= Source =
__________________________________________________

Speech projects on GSOC 2014

Google summer of code is definitely one of the largest projects in open source world. 1400 students will enjoy the participation in the open source projects during this summer. Four projects of the pool are dedicated to speech recognition and it is really amazing all of them are planning to use CMUSphinx!

Here is the list of new hot projects for you to track and participate:

Speech to Text Enhancement Engine for Apache Stanbol
Student: Suman Saurabh
Organization: Apache Software Foundation
Assigned mentors: Andreas Kuckartz

Enhancement engine uses Sphinix library to convert the captured audio. Media (audio/video) data file is parsed with the ContentItem and formatted to proper audio format by Xuggler libraries. Audio speech is than extracted by Sphinix to ‘plain/text’ with the annotation of temporal position of the extracted text. Sphinix uses acoustic model and language model to map the utterances with the text, so the engine will also provide support of uploading acoustic model and language model.

__________________________________________________

= Data provided =
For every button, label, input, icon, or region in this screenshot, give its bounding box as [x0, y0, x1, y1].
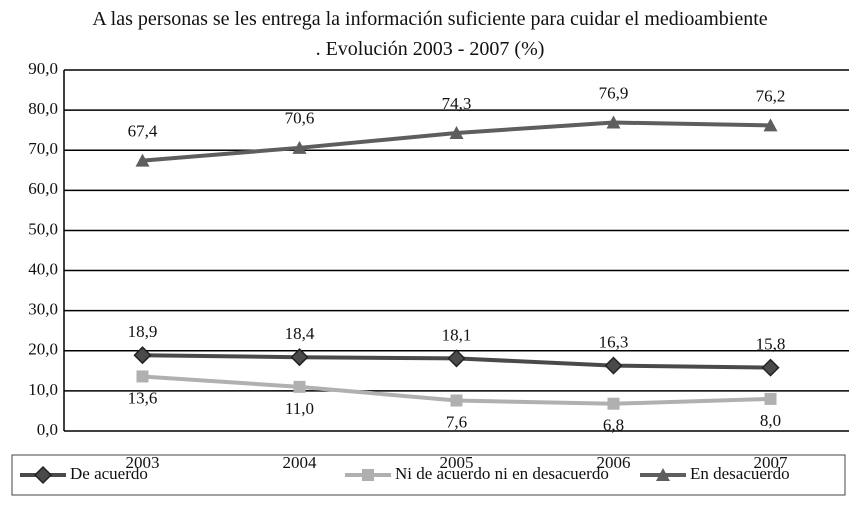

__________________________________________________

= Exercise brief =
Quote the full post on speech projects in GSOC 2014 word for word. The material that comes after the post on speech projects in GSOC 2014 is separate from it.

= Exercise solution =
Speech projects on GSOC 2014

Google summer of code is definitely one of the largest projects in open source world. 1400 students will enjoy the participation in the open source projects during this summer. Four projects of the pool are dedicated to speech recognition and it is really amazing all of them are planning to use CMUSphinx!

Here is the list of new hot projects for you to track and participate:

Speech to Text Enhancement Engine for Apache Stanbol
Student: Suman Saurabh
Organization: Apache Software Foundation
Assigned mentors: Andreas Kuckartz

Enhancement engine uses Sphinix library to convert the captured audio. Media (audio/video) data file is parsed with the ContentItem and formatted to proper audio format by Xuggler libraries. Audio speech is than extracted by Sphinix to ‘plain/text’ with the annotation of temporal position of the extracted text. Sphinix uses acoustic model and language model to map the utterances with the text, so the engine will also provide support of uploading acoustic model and language model.